#### [Stored data]
** BEGIN **

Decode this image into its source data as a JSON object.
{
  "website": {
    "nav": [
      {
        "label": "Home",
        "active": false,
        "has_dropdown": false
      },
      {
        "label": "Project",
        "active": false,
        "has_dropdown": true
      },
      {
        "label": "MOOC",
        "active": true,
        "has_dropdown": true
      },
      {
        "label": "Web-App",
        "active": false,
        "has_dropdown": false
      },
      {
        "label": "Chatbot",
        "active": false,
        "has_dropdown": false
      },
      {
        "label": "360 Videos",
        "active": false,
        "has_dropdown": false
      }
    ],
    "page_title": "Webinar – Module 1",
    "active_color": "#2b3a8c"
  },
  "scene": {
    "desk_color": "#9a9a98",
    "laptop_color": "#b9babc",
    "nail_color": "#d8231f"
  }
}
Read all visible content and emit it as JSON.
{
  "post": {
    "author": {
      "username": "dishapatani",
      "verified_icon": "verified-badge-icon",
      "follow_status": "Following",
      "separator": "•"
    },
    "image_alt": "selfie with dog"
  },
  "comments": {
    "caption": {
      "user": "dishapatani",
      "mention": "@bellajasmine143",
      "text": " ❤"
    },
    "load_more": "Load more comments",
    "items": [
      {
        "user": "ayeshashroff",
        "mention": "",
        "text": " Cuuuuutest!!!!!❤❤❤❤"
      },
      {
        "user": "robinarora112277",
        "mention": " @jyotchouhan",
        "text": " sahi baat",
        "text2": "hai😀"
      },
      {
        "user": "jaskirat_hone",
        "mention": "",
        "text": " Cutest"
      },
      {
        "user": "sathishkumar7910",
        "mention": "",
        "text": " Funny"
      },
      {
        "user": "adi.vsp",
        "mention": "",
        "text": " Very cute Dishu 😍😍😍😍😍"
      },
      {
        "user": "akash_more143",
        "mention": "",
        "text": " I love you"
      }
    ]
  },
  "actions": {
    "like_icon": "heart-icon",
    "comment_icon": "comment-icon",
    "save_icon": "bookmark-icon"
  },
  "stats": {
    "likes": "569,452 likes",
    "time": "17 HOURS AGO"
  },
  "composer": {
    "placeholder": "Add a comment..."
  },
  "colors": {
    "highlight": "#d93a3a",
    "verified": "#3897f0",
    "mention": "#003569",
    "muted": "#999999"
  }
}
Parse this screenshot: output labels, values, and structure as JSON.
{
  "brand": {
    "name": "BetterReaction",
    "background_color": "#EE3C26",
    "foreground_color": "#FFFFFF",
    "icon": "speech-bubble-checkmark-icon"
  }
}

** END **

#### [Work to complete]
Write out the records shown above, exactly as they appear.

#### [Solution]
Decode this image into its source data as a JSON object.
{
  "website": {
    "nav": [
      {
        "label": "Home",
        "active": false,
        "has_dropdown": false
      },
      {
        "label": "Project",
        "active": false,
        "has_dropdown": true
      },
      {
        "label": "MOOC",
        "active": true,
        "has_dropdown": true
      },
      {
        "label": "Web-App",
        "active": false,
        "has_dropdown": false
      },
      {
        "label": "Chatbot",
        "active": false,
        "has_dropdown": false
      },
      {
        "label": "360 Videos",
        "active": false,
        "has_dropdown": false
      }
    ],
    "page_title": "Webinar – Module 1",
    "active_color": "#2b3a8c"
  },
  "scene": {
    "desk_color": "#9a9a98",
    "laptop_color": "#b9babc",
    "nail_color": "#d8231f"
  }
}
Read all visible content and emit it as JSON.
{
  "post": {
    "author": {
      "username": "dishapatani",
      "verified_icon": "verified-badge-icon",
      "follow_status": "Following",
      "separator": "•"
    },
    "image_alt": "selfie with dog"
  },
  "comments": {
    "caption": {
      "user": "dishapatani",
      "mention": "@bellajasmine143",
      "text": " ❤"
    },
    "load_more": "Load more comments",
    "items": [
      {
        "user": "ayeshashroff",
        "mention": "",
        "text": " Cuuuuutest!!!!!❤❤❤❤"
      },
      {
        "user": "robinarora112277",
        "mention": " @jyotchouhan",
        "text": " sahi baat",
        "text2": "hai😀"
      },
      {
        "user": "jaskirat_hone",
        "mention": "",
        "text": " Cutest"
      },
      {
        "user": "sathishkumar7910",
        "mention": "",
        "text": " Funny"
      },
      {
        "user": "adi.vsp",
        "mention": "",
        "text": " Very cute Dishu 😍😍😍😍😍"
      },
      {
        "user": "akash_more143",
        "mention": "",
        "text": " I love you"
      }
    ]
  },
  "actions": {
    "like_icon": "heart-icon",
    "comment_icon": "comment-icon",
    "save_icon": "bookmark-icon"
  },
  "stats": {
    "likes": "569,452 likes",
    "time": "17 HOURS AGO"
  },
  "composer": {
    "placeholder": "Add a comment..."
  },
  "colors": {
    "highlight": "#d93a3a",
    "verified": "#3897f0",
    "mention": "#003569",
    "muted": "#999999"
  }
}
Parse this screenshot: output labels, values, and structure as JSON.
{
  "brand": {
    "name": "BetterReaction",
    "background_color": "#EE3C26",
    "foreground_color": "#FFFFFF",
    "icon": "speech-bubble-checkmark-icon"
  }
}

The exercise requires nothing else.